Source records
○ ○ ○
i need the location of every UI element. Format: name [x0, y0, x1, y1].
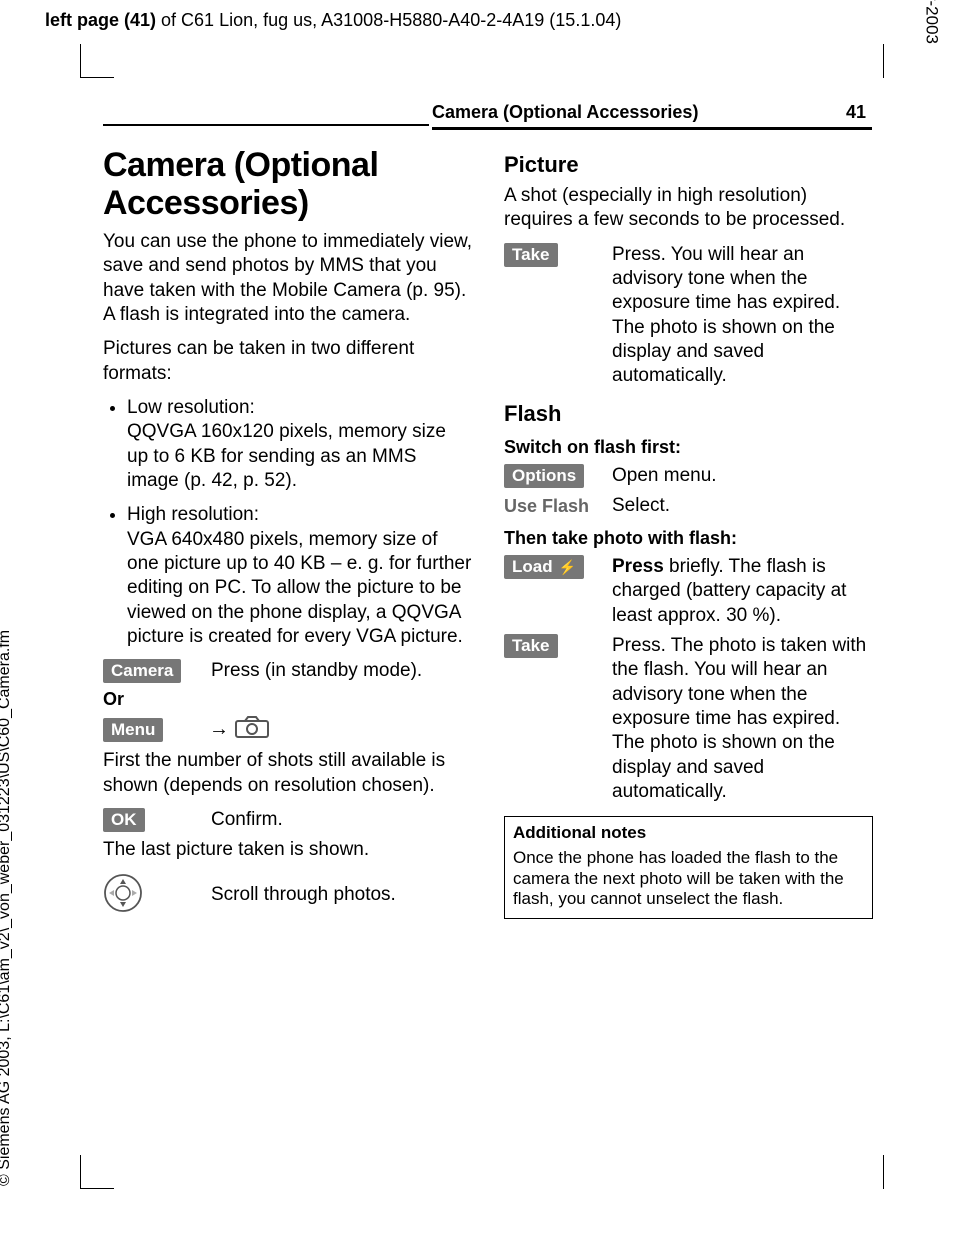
resolution-list: Low resolution: QQVGA 160x120 pixels, me…: [103, 396, 472, 649]
header-rule-left: [103, 124, 429, 126]
softkey-row-ok: OK Confirm.: [103, 808, 472, 832]
intro-paragraph-1: You can use the phone to immediately vie…: [103, 230, 472, 327]
page-number: 41: [846, 102, 872, 123]
load-softkey[interactable]: Load ⚡: [504, 555, 584, 579]
take-flash-softkey[interactable]: Take: [504, 634, 558, 658]
page-title: Camera (Optional Accessories): [103, 146, 472, 222]
list-item: Low resolution: QQVGA 160x120 pixels, me…: [127, 396, 472, 493]
crop-mark-tl: [80, 44, 115, 78]
flash-icon: ⚡: [555, 559, 576, 575]
right-column: Picture A shot (especially in high resol…: [504, 140, 873, 924]
shots-remaining-text: First the number of shots still availabl…: [103, 749, 472, 798]
crop-header-bold: left page (41): [45, 10, 156, 30]
or-label: Or: [103, 689, 472, 710]
options-softkey[interactable]: Options: [504, 464, 584, 488]
picture-heading: Picture: [504, 152, 873, 178]
use-flash-key[interactable]: Use Flash: [504, 494, 612, 517]
use-flash-instruction: Select.: [612, 494, 873, 518]
running-title: Camera (Optional Accessories): [432, 102, 698, 123]
list-item: High resolution: VGA 640x480 pixels, mem…: [127, 503, 472, 649]
ok-softkey[interactable]: OK: [103, 808, 145, 832]
nav-key-icon[interactable]: [103, 873, 143, 918]
camera-softkey[interactable]: Camera: [103, 659, 181, 683]
take-instruction: Press. You will hear an advisory tone wh…: [612, 243, 873, 389]
flash-heading: Flash: [504, 401, 873, 427]
softkey-row-load: Load ⚡ Press briefly. The flash is charg…: [504, 555, 873, 628]
menu-softkey[interactable]: Menu: [103, 718, 163, 742]
take-flash-instruction: Press. The photo is taken with the flash…: [612, 634, 873, 804]
softkey-row-useflash: Use Flash Select.: [504, 494, 873, 518]
crop-header-rest: of C61 Lion, fug us, A31008-H5880-A40-2-…: [156, 10, 621, 30]
take-softkey[interactable]: Take: [504, 243, 558, 267]
crop-mark-bl: [80, 1155, 115, 1194]
crop-mark-tr: [883, 44, 884, 83]
camera-icon: [235, 716, 269, 743]
intro-paragraph-2: Pictures can be taken in two different f…: [103, 337, 472, 386]
ok-instruction: Confirm.: [211, 808, 472, 832]
softkey-row-take: Take Press. You will hear an advisory to…: [504, 243, 873, 389]
notes-heading: Additional notes: [513, 823, 864, 844]
crop-header: left page (41) of C61 Lion, fug us, A310…: [45, 10, 894, 31]
right-margin-text: VAR Language: American; VAR issue date: …: [922, 0, 942, 44]
left-margin-text: © Siemens AG 2003, L:\C61\am_v2\_von_web…: [0, 630, 14, 1186]
softkey-row-camera: Camera Press (in standby mode).: [103, 659, 472, 683]
last-picture-text: The last picture taken is shown.: [103, 838, 472, 862]
running-header: Camera (Optional Accessories) 41: [432, 102, 872, 130]
left-column: Camera (Optional Accessories) You can us…: [103, 140, 472, 924]
options-instruction: Open menu.: [612, 464, 873, 488]
then-take-photo-heading: Then take photo with flash:: [504, 528, 873, 549]
picture-intro: A shot (especially in high resolution) r…: [504, 184, 873, 233]
load-instruction: Press briefly. The flash is charged (bat…: [612, 555, 873, 628]
arrow-icon: →: [203, 718, 235, 741]
softkey-row-menu: Menu →: [103, 716, 472, 743]
notes-body: Once the phone has loaded the flash to t…: [513, 848, 864, 910]
manual-page: left page (41) of C61 Lion, fug us, A310…: [0, 0, 954, 1246]
softkey-row-options: Options Open menu.: [504, 464, 873, 488]
additional-notes-box: Additional notes Once the phone has load…: [504, 816, 873, 919]
crop-mark-br: [883, 1155, 884, 1194]
scroll-instruction: Scroll through photos.: [211, 883, 472, 907]
camera-instruction: Press (in standby mode).: [211, 659, 472, 683]
content-columns: Camera (Optional Accessories) You can us…: [103, 140, 873, 924]
switch-on-flash-heading: Switch on flash first:: [504, 437, 873, 458]
softkey-row-take-flash: Take Press. The photo is taken with the …: [504, 634, 873, 804]
nav-row-scroll: Scroll through photos.: [103, 873, 472, 918]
○ ○ ○
## Task directions
Copy the lines above verbatim, from the line containing "resolution-list: Low resolution: QQVGA" to the line containing "ok-softkey[interactable]: OK: [103, 808, 145, 832]", both included.

## The output
resolution-list: Low resolution: QQVGA 160x120 pixels, me…: [103, 396, 472, 649]
header-rule-left: [103, 124, 429, 126]
softkey-row-ok: OK Confirm.: [103, 808, 472, 832]
intro-paragraph-1: You can use the phone to immediately vie…: [103, 230, 472, 327]
page-number: 41: [846, 102, 872, 123]
load-softkey[interactable]: Load ⚡: [504, 555, 584, 579]
take-flash-softkey[interactable]: Take: [504, 634, 558, 658]
page-title: Camera (Optional Accessories): [103, 146, 472, 222]
list-item: Low resolution: QQVGA 160x120 pixels, me…: [127, 396, 472, 493]
crop-mark-tl: [80, 44, 115, 78]
flash-icon: ⚡: [555, 559, 576, 575]
right-column: Picture A shot (especially in high resol…: [504, 140, 873, 924]
shots-remaining-text: First the number of shots still availabl…: [103, 749, 472, 798]
crop-header-bold: left page (41): [45, 10, 156, 30]
or-label: Or: [103, 689, 472, 710]
options-softkey[interactable]: Options: [504, 464, 584, 488]
picture-heading: Picture: [504, 152, 873, 178]
use-flash-key[interactable]: Use Flash: [504, 494, 612, 517]
use-flash-instruction: Select.: [612, 494, 873, 518]
running-title: Camera (Optional Accessories): [432, 102, 698, 123]
list-item: High resolution: VGA 640x480 pixels, mem…: [127, 503, 472, 649]
ok-softkey[interactable]: OK: [103, 808, 145, 832]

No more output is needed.